Figure content listings:
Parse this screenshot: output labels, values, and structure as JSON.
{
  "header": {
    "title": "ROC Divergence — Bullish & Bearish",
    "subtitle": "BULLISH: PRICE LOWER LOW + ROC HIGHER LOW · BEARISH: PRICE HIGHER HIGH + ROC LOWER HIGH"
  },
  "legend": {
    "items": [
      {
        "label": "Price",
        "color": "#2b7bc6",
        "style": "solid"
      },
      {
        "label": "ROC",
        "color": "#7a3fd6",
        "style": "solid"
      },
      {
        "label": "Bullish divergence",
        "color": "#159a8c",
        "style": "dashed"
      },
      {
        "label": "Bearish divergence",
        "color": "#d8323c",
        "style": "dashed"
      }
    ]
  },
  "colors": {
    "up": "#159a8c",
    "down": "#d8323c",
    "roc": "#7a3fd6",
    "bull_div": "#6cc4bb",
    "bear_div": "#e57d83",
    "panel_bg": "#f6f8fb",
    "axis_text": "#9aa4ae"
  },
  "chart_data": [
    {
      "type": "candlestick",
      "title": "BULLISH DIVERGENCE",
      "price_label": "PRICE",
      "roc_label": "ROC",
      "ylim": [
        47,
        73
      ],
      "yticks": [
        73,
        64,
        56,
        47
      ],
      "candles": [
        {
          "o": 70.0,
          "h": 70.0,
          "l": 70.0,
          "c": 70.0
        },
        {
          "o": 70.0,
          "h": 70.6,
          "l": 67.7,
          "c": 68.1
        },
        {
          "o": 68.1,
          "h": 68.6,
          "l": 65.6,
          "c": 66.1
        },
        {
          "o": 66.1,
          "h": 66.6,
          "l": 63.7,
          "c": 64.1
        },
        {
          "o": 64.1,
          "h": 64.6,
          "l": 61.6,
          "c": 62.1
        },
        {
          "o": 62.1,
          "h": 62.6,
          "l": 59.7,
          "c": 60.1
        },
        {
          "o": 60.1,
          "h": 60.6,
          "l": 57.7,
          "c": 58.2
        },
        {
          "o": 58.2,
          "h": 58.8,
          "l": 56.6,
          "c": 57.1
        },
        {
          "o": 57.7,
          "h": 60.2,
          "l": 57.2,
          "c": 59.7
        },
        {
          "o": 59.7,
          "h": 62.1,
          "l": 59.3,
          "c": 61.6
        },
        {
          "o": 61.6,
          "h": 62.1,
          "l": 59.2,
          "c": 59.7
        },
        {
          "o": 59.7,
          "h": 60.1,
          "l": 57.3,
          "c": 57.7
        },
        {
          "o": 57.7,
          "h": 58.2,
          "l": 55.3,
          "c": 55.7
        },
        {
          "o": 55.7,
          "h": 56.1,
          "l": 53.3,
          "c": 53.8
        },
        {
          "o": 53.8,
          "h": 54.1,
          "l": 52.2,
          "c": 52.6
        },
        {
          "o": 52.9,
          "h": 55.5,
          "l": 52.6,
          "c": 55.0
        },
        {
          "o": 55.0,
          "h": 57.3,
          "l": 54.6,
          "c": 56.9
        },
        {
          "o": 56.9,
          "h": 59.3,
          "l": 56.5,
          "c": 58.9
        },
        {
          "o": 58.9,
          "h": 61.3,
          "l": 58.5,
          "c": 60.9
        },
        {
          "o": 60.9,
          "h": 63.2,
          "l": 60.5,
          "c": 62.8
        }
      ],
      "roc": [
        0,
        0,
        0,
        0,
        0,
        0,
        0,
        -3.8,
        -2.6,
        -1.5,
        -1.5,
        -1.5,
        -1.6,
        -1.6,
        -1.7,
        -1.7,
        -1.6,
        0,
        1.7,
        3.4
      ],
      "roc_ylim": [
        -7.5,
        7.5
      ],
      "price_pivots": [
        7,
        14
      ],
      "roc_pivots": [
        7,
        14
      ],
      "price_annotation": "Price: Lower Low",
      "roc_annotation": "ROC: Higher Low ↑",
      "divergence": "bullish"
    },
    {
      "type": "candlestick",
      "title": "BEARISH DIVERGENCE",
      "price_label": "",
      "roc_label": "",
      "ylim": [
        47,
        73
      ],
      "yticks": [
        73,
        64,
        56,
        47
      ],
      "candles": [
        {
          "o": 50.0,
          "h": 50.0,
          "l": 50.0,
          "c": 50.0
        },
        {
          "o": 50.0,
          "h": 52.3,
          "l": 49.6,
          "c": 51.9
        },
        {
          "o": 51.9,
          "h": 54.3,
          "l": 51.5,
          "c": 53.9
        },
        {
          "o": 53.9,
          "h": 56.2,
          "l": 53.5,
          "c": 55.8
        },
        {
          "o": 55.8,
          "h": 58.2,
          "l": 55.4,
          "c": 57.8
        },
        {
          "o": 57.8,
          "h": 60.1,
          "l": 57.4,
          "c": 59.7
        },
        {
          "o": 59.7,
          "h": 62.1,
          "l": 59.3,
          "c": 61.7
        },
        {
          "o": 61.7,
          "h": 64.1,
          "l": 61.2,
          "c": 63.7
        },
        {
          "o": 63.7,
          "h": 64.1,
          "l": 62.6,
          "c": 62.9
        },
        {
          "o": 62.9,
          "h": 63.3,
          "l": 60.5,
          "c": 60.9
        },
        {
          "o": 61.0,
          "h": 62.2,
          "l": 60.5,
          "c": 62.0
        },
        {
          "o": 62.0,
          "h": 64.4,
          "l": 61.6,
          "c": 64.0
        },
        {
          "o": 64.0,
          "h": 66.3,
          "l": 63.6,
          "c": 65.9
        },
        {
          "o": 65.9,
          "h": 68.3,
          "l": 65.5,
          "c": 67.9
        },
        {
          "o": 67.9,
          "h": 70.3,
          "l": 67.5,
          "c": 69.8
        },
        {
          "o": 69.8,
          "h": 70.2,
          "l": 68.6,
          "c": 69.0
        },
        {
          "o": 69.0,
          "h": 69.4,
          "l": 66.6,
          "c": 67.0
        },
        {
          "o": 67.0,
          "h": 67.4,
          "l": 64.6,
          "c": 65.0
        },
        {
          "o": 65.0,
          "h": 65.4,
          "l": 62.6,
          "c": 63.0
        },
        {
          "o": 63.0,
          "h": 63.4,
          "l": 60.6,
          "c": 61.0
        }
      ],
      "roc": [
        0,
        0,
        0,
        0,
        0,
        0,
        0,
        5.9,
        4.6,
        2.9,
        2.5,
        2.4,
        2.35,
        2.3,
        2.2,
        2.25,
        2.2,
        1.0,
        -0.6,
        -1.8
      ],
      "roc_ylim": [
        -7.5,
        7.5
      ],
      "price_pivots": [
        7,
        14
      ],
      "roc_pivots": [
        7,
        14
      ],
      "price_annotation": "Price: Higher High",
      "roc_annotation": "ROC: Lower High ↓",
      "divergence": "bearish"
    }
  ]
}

[Do this] Copy all of the material word for word.

[Written answer]
Parse this screenshot: output labels, values, and structure as JSON.
{
  "header": {
    "title": "ROC Divergence — Bullish & Bearish",
    "subtitle": "BULLISH: PRICE LOWER LOW + ROC HIGHER LOW · BEARISH: PRICE HIGHER HIGH + ROC LOWER HIGH"
  },
  "legend": {
    "items": [
      {
        "label": "Price",
        "color": "#2b7bc6",
        "style": "solid"
      },
      {
        "label": "ROC",
        "color": "#7a3fd6",
        "style": "solid"
      },
      {
        "label": "Bullish divergence",
        "color": "#159a8c",
        "style": "dashed"
      },
      {
        "label": "Bearish divergence",
        "color": "#d8323c",
        "style": "dashed"
      }
    ]
  },
  "colors": {
    "up": "#159a8c",
    "down": "#d8323c",
    "roc": "#7a3fd6",
    "bull_div": "#6cc4bb",
    "bear_div": "#e57d83",
    "panel_bg": "#f6f8fb",
    "axis_text": "#9aa4ae"
  },
  "chart_data": [
    {
      "type": "candlestick",
      "title": "BULLISH DIVERGENCE",
      "price_label": "PRICE",
      "roc_label": "ROC",
      "ylim": [
        47,
        73
      ],
      "yticks": [
        73,
        64,
        56,
        47
      ],
      "candles": [
        {
          "o": 70.0,
          "h": 70.0,
          "l": 70.0,
          "c": 70.0
        },
        {
          "o": 70.0,
          "h": 70.6,
          "l": 67.7,
          "c": 68.1
        },
        {
          "o": 68.1,
          "h": 68.6,
          "l": 65.6,
          "c": 66.1
        },
        {
          "o": 66.1,
          "h": 66.6,
          "l": 63.7,
          "c": 64.1
        },
        {
          "o": 64.1,
          "h": 64.6,
          "l": 61.6,
          "c": 62.1
        },
        {
          "o": 62.1,
          "h": 62.6,
          "l": 59.7,
          "c": 60.1
        },
        {
          "o": 60.1,
          "h": 60.6,
          "l": 57.7,
          "c": 58.2
        },
        {
          "o": 58.2,
          "h": 58.8,
          "l": 56.6,
          "c": 57.1
        },
        {
          "o": 57.7,
          "h": 60.2,
          "l": 57.2,
          "c": 59.7
        },
        {
          "o": 59.7,
          "h": 62.1,
          "l": 59.3,
          "c": 61.6
        },
        {
          "o": 61.6,
          "h": 62.1,
          "l": 59.2,
          "c": 59.7
        },
        {
          "o": 59.7,
          "h": 60.1,
          "l": 57.3,
          "c": 57.7
        },
        {
          "o": 57.7,
          "h": 58.2,
          "l": 55.3,
          "c": 55.7
        },
        {
          "o": 55.7,
          "h": 56.1,
          "l": 53.3,
          "c": 53.8
        },
        {
          "o": 53.8,
          "h": 54.1,
          "l": 52.2,
          "c": 52.6
        },
        {
          "o": 52.9,
          "h": 55.5,
          "l": 52.6,
          "c": 55.0
        },
        {
          "o": 55.0,
          "h": 57.3,
          "l": 54.6,
          "c": 56.9
        },
        {
          "o": 56.9,
          "h": 59.3,
          "l": 56.5,
          "c": 58.9
        },
        {
          "o": 58.9,
          "h": 61.3,
          "l": 58.5,
          "c": 60.9
        },
        {
          "o": 60.9,
          "h": 63.2,
          "l": 60.5,
          "c": 62.8
        }
      ],
      "roc": [
        0,
        0,
        0,
        0,
        0,
        0,
        0,
        -3.8,
        -2.6,
        -1.5,
        -1.5,
        -1.5,
        -1.6,
        -1.6,
        -1.7,
        -1.7,
        -1.6,
        0,
        1.7,
        3.4
      ],
      "roc_ylim": [
        -7.5,
        7.5
      ],
      "price_pivots": [
        7,
        14
      ],
      "roc_pivots": [
        7,
        14
      ],
      "price_annotation": "Price: Lower Low",
      "roc_annotation": "ROC: Higher Low ↑",
      "divergence": "bullish"
    },
    {
      "type": "candlestick",
      "title": "BEARISH DIVERGENCE",
      "price_label": "",
      "roc_label": "",
      "ylim": [
        47,
        73
      ],
      "yticks": [
        73,
        64,
        56,
        47
      ],
      "candles": [
        {
          "o": 50.0,
          "h": 50.0,
          "l": 50.0,
          "c": 50.0
        },
        {
          "o": 50.0,
          "h": 52.3,
          "l": 49.6,
          "c": 51.9
        },
        {
          "o": 51.9,
          "h": 54.3,
          "l": 51.5,
          "c": 53.9
        },
        {
          "o": 53.9,
          "h": 56.2,
          "l": 53.5,
          "c": 55.8
        },
        {
          "o": 55.8,
          "h": 58.2,
          "l": 55.4,
          "c": 57.8
        },
        {
          "o": 57.8,
          "h": 60.1,
          "l": 57.4,
          "c": 59.7
        },
        {
          "o": 59.7,
          "h": 62.1,
          "l": 59.3,
          "c": 61.7
        },
        {
          "o": 61.7,
          "h": 64.1,
          "l": 61.2,
          "c": 63.7
        },
        {
          "o": 63.7,
          "h": 64.1,
          "l": 62.6,
          "c": 62.9
        },
        {
          "o": 62.9,
          "h": 63.3,
          "l": 60.5,
          "c": 60.9
        },
        {
          "o": 61.0,
          "h": 62.2,
          "l": 60.5,
          "c": 62.0
        },
        {
          "o": 62.0,
          "h": 64.4,
          "l": 61.6,
          "c": 64.0
        },
        {
          "o": 64.0,
          "h": 66.3,
          "l": 63.6,
          "c": 65.9
        },
        {
          "o": 65.9,
          "h": 68.3,
          "l": 65.5,
          "c": 67.9
        },
        {
          "o": 67.9,
          "h": 70.3,
          "l": 67.5,
          "c": 69.8
        },
        {
          "o": 69.8,
          "h": 70.2,
          "l": 68.6,
          "c": 69.0
        },
        {
          "o": 69.0,
          "h": 69.4,
          "l": 66.6,
          "c": 67.0
        },
        {
          "o": 67.0,
          "h": 67.4,
          "l": 64.6,
          "c": 65.0
        },
        {
          "o": 65.0,
          "h": 65.4,
          "l": 62.6,
          "c": 63.0
        },
        {
          "o": 63.0,
          "h": 63.4,
          "l": 60.6,
          "c": 61.0
        }
      ],
      "roc": [
        0,
        0,
        0,
        0,
        0,
        0,
        0,
        5.9,
        4.6,
        2.9,
        2.5,
        2.4,
        2.35,
        2.3,
        2.2,
        2.25,
        2.2,
        1.0,
        -0.6,
        -1.8
      ],
      "roc_ylim": [
        -7.5,
        7.5
      ],
      "price_pivots": [
        7,
        14
      ],
      "roc_pivots": [
        7,
        14
      ],
      "price_annotation": "Price: Higher High",
      "roc_annotation": "ROC: Lower High ↓",
      "divergence": "bearish"
    }
  ]
}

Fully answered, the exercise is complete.